→ Objective: Print every record below exactly as written.
+-------+
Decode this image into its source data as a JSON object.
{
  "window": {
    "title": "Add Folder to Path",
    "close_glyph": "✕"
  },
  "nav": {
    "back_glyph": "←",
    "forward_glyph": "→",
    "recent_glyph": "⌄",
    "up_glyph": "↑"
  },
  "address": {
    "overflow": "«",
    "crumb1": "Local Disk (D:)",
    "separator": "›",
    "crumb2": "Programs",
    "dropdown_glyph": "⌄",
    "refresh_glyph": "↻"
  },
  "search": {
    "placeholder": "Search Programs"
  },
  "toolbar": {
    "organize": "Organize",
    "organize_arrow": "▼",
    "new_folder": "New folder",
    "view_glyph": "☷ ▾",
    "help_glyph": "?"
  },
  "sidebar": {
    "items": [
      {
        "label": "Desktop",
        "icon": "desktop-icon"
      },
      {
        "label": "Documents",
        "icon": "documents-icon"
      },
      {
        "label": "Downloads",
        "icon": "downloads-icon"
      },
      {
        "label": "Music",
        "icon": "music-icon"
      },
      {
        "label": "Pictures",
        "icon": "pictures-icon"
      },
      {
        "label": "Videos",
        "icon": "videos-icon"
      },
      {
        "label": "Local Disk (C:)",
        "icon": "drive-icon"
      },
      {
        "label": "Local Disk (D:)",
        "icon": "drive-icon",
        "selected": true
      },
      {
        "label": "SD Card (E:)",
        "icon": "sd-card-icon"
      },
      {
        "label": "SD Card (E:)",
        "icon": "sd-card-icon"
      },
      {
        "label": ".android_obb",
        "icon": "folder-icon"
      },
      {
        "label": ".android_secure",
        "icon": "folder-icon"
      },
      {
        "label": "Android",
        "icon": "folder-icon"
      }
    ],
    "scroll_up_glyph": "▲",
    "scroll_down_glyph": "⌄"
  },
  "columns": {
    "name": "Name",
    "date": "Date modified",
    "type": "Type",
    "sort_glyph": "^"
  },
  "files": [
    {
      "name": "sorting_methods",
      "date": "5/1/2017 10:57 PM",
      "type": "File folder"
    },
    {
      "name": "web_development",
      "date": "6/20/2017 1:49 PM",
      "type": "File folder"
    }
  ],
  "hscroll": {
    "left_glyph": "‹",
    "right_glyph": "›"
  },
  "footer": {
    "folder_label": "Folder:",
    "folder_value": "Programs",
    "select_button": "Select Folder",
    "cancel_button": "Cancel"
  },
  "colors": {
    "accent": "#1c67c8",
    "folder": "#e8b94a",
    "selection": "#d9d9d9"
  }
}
+-------+
→ Exercise answer:
Decode this image into its source data as a JSON object.
{
  "window": {
    "title": "Add Folder to Path",
    "close_glyph": "✕"
  },
  "nav": {
    "back_glyph": "←",
    "forward_glyph": "→",
    "recent_glyph": "⌄",
    "up_glyph": "↑"
  },
  "address": {
    "overflow": "«",
    "crumb1": "Local Disk (D:)",
    "separator": "›",
    "crumb2": "Programs",
    "dropdown_glyph": "⌄",
    "refresh_glyph": "↻"
  },
  "search": {
    "placeholder": "Search Programs"
  },
  "toolbar": {
    "organize": "Organize",
    "organize_arrow": "▼",
    "new_folder": "New folder",
    "view_glyph": "☷ ▾",
    "help_glyph": "?"
  },
  "sidebar": {
    "items": [
      {
        "label": "Desktop",
        "icon": "desktop-icon"
      },
      {
        "label": "Documents",
        "icon": "documents-icon"
      },
      {
        "label": "Downloads",
        "icon": "downloads-icon"
      },
      {
        "label": "Music",
        "icon": "music-icon"
      },
      {
        "label": "Pictures",
        "icon": "pictures-icon"
      },
      {
        "label": "Videos",
        "icon": "videos-icon"
      },
      {
        "label": "Local Disk (C:)",
        "icon": "drive-icon"
      },
      {
        "label": "Local Disk (D:)",
        "icon": "drive-icon",
        "selected": true
      },
      {
        "label": "SD Card (E:)",
        "icon": "sd-card-icon"
      },
      {
        "label": "SD Card (E:)",
        "icon": "sd-card-icon"
      },
      {
        "label": ".android_obb",
        "icon": "folder-icon"
      },
      {
        "label": ".android_secure",
        "icon": "folder-icon"
      },
      {
        "label": "Android",
        "icon": "folder-icon"
      }
    ],
    "scroll_up_glyph": "▲",
    "scroll_down_glyph": "⌄"
  },
  "columns": {
    "name": "Name",
    "date": "Date modified",
    "type": "Type",
    "sort_glyph": "^"
  },
  "files": [
    {
      "name": "sorting_methods",
      "date": "5/1/2017 10:57 PM",
      "type": "File folder"
    },
    {
      "name": "web_development",
      "date": "6/20/2017 1:49 PM",
      "type": "File folder"
    }
  ],
  "hscroll": {
    "left_glyph": "‹",
    "right_glyph": "›"
  },
  "footer": {
    "folder_label": "Folder:",
    "folder_value": "Programs",
    "select_button": "Select Folder",
    "cancel_button": "Cancel"
  },
  "colors": {
    "accent": "#1c67c8",
    "folder": "#e8b94a",
    "selection": "#d9d9d9"
  }
}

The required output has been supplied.